Copy out the lines that include the word "Rate".
--- START ---
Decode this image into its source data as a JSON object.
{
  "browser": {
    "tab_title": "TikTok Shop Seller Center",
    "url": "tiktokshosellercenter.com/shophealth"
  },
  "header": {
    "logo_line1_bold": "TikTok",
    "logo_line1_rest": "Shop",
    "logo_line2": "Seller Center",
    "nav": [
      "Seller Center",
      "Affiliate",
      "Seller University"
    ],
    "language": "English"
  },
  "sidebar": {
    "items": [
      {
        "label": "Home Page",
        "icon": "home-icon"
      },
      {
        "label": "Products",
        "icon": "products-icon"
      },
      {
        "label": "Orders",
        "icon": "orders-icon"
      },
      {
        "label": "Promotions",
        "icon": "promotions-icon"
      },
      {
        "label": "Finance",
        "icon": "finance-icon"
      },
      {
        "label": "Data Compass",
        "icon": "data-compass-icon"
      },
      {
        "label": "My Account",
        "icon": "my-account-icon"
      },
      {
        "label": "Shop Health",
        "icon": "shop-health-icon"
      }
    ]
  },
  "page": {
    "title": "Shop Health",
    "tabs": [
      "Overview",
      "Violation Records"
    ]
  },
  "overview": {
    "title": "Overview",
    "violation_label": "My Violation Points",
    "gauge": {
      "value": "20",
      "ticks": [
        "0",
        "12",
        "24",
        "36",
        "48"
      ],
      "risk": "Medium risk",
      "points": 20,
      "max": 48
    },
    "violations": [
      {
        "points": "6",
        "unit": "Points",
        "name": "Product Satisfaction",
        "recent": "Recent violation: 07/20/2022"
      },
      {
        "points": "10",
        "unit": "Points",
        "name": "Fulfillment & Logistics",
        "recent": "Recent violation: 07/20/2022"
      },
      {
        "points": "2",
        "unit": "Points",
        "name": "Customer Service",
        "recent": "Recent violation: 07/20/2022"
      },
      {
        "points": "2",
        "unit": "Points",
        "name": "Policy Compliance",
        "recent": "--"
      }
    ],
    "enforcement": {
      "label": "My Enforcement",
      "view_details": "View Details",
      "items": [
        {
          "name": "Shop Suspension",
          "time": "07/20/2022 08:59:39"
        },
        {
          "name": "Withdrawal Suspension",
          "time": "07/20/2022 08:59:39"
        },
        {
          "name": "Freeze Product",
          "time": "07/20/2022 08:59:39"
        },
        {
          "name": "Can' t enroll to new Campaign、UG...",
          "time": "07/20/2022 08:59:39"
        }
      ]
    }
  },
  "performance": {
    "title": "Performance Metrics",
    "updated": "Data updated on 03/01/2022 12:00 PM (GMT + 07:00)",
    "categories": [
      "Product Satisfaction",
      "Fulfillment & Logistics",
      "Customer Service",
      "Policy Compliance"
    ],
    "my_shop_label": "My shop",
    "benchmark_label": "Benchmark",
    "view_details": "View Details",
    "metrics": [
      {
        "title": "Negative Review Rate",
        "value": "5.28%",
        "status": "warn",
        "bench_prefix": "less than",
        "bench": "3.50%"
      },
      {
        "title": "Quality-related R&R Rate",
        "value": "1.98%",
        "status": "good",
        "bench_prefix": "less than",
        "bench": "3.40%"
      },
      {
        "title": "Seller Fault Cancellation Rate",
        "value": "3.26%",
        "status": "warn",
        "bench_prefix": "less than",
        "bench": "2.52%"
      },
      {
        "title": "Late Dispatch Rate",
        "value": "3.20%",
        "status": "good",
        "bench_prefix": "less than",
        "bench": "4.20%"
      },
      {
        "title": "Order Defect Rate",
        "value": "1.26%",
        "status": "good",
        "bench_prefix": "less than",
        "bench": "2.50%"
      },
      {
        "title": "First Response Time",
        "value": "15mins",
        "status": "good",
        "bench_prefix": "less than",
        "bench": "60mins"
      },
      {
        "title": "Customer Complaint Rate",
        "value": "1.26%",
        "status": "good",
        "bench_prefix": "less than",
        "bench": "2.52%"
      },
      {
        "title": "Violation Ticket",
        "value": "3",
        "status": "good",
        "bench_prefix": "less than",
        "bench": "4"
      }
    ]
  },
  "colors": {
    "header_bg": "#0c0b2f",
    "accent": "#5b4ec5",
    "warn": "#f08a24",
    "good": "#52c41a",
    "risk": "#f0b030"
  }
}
--- END ---
Reply to the task:
        "title": "Negative Review Rate",
        "title": "Quality-related R&R Rate",
        "title": "Seller Fault Cancellation Rate",
        "title": "Late Dispatch Rate",
        "title": "Order Defect Rate",
        "title": "Customer Complaint Rate",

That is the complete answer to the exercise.